## Input rows
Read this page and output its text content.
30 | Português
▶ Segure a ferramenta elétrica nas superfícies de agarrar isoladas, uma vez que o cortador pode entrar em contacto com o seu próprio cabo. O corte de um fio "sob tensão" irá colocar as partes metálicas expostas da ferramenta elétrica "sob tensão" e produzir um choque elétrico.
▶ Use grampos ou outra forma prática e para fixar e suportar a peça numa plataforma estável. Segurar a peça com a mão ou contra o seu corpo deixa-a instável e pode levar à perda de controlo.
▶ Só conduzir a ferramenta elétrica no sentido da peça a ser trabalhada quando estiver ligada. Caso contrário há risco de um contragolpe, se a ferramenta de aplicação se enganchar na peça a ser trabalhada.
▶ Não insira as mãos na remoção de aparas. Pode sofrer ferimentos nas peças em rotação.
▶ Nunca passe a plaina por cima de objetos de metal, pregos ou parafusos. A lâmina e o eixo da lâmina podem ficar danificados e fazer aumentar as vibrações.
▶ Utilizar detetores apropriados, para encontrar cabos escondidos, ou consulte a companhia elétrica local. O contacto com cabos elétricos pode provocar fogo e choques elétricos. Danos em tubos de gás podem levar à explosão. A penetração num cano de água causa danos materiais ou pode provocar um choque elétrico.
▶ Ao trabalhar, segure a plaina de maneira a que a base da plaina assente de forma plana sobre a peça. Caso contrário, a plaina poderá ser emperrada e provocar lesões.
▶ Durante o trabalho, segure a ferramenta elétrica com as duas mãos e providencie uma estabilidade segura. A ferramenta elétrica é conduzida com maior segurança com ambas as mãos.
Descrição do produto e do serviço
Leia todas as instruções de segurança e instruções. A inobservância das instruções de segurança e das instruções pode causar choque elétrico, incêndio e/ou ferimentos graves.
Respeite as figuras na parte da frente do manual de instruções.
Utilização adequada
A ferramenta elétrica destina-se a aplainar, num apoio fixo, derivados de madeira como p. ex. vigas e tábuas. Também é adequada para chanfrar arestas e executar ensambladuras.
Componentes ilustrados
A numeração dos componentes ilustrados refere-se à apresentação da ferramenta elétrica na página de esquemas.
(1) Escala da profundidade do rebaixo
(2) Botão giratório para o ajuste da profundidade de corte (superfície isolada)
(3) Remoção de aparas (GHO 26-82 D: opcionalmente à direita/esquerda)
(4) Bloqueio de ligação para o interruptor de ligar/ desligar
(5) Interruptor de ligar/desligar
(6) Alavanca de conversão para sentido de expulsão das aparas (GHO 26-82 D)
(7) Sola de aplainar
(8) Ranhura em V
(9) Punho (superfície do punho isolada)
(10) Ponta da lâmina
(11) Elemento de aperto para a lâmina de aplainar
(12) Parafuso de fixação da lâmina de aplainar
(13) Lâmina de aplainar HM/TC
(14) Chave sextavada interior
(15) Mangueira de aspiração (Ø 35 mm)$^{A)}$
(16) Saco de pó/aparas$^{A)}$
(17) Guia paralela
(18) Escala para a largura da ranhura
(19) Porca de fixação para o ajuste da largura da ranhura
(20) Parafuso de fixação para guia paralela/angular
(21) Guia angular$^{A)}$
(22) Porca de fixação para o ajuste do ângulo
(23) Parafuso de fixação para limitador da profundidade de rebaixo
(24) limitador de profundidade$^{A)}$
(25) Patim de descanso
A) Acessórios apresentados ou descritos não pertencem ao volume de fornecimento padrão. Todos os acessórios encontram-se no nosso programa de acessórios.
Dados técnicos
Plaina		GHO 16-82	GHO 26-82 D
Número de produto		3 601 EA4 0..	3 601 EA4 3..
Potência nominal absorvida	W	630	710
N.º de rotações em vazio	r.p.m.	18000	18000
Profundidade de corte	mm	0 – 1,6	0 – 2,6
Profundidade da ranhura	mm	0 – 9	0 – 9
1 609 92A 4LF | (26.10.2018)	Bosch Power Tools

## Task prompt
Every line of the listing that holds "provocar" should be found and copied.

## Result below
▶ Utilizar detetores apropriados, para encontrar cabos escondidos, ou consulte a companhia elétrica local. O contacto com cabos elétricos pode provocar fogo e choques elétricos. Danos em tubos de gás podem levar à explosão. A penetração num cano de água causa danos materiais ou pode provocar um choque elétrico.
▶ Ao trabalhar, segure a plaina de maneira a que a base da plaina assente de forma plana sobre a peça. Caso contrário, a plaina poderá ser emperrada e provocar lesões.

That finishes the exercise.